=== Task prompt ===
Among the entries below, find the lines with "survive" and copy them.

--- begin ---

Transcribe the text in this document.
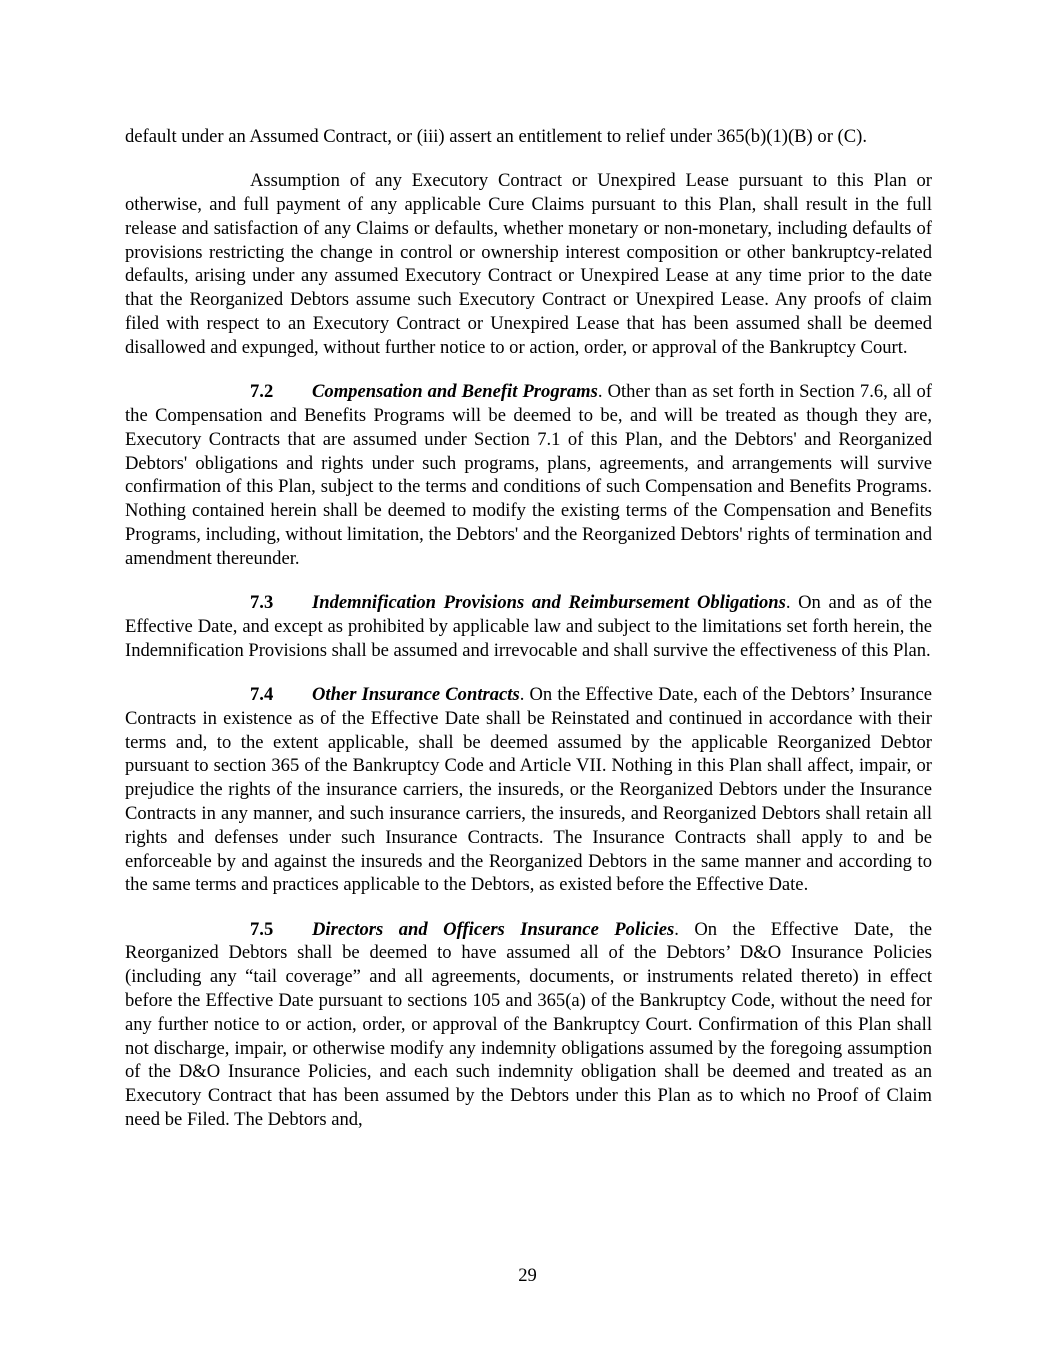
default under an Assumed Contract, or (iii) assert an entitlement to relief under 365(b)(1)(B) or (C).

Assumption of any Executory Contract or Unexpired Lease pursuant to this Plan or otherwise, and full payment of any applicable Cure Claims pursuant to this Plan, shall result in the full release and satisfaction of any Claims or defaults, whether monetary or non-monetary, including defaults of provisions restricting the change in control or ownership interest composition or other bankruptcy-related defaults, arising under any assumed Executory Contract or Unexpired Lease at any time prior to the date that the Reorganized Debtors assume such Executory Contract or Unexpired Lease. Any proofs of claim filed with respect to an Executory Contract or Unexpired Lease that has been assumed shall be deemed disallowed and expunged, without further notice to or action, order, or approval of the Bankruptcy Court.

7.2 Compensation and Benefit Programs. Other than as set forth in Section 7.6, all of the Compensation and Benefits Programs will be deemed to be, and will be treated as though they are, Executory Contracts that are assumed under Section 7.1 of this Plan, and the Debtors' and Reorganized Debtors' obligations and rights under such programs, plans, agreements, and arrangements will survive confirmation of this Plan, subject to the terms and conditions of such Compensation and Benefits Programs. Nothing contained herein shall be deemed to modify the existing terms of the Compensation and Benefits Programs, including, without limitation, the Debtors' and the Reorganized Debtors' rights of termination and amendment thereunder.

7.3 Indemnification Provisions and Reimbursement Obligations. On and as of the Effective Date, and except as prohibited by applicable law and subject to the limitations set forth herein, the Indemnification Provisions shall be assumed and irrevocable and shall survive the effectiveness of this Plan.

7.4 Other Insurance Contracts. On the Effective Date, each of the Debtors’ Insurance Contracts in existence as of the Effective Date shall be Reinstated and continued in accordance with their terms and, to the extent applicable, shall be deemed assumed by the applicable Reorganized Debtor pursuant to section 365 of the Bankruptcy Code and Article VII. Nothing in this Plan shall affect, impair, or prejudice the rights of the insurance carriers, the insureds, or the Reorganized Debtors under the Insurance Contracts in any manner, and such insurance carriers, the insureds, and Reorganized Debtors shall retain all rights and defenses under such Insurance Contracts. The Insurance Contracts shall apply to and be enforceable by and against the insureds and the Reorganized Debtors in the same manner and according to the same terms and practices applicable to the Debtors, as existed before the Effective Date.

7.5 Directors and Officers Insurance Policies. On the Effective Date, the Reorganized Debtors shall be deemed to have assumed all of the Debtors’ D&O Insurance Policies (including any “tail coverage” and all agreements, documents, or instruments related thereto) in effect before the Effective Date pursuant to sections 105 and 365(a) of the Bankruptcy Code, without the need for any further notice to or action, order, or approval of the Bankruptcy Court. Confirmation of this Plan shall not discharge, impair, or otherwise modify any indemnity obligations assumed by the foregoing assumption of the D&O Insurance Policies, and each such indemnity obligation shall be deemed and treated as an Executory Contract that has been assumed by the Debtors under this Plan as to which no Proof of Claim need be Filed. The Debtors and,

29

--- end ---

=== Answer to the exercise ===
7.2 Compensation and Benefit Programs. Other than as set forth in Section 7.6, all of the Compensation and Benefits Programs will be deemed to be, and will be treated as though they are, Executory Contracts that are assumed under Section 7.1 of this Plan, and the Debtors' and Reorganized Debtors' obligations and rights under such programs, plans, agreements, and arrangements will survive confirmation of this Plan, subject to the terms and conditions of such Compensation and Benefits Programs. Nothing contained herein shall be deemed to modify the existing terms of the Compensation and Benefits Programs, including, without limitation, the Debtors' and the Reorganized Debtors' rights of termination and amendment thereunder.
7.3 Indemnification Provisions and Reimbursement Obligations. On and as of the Effective Date, and except as prohibited by applicable law and subject to the limitations set forth herein, the Indemnification Provisions shall be assumed and irrevocable and shall survive the effectiveness of this Plan.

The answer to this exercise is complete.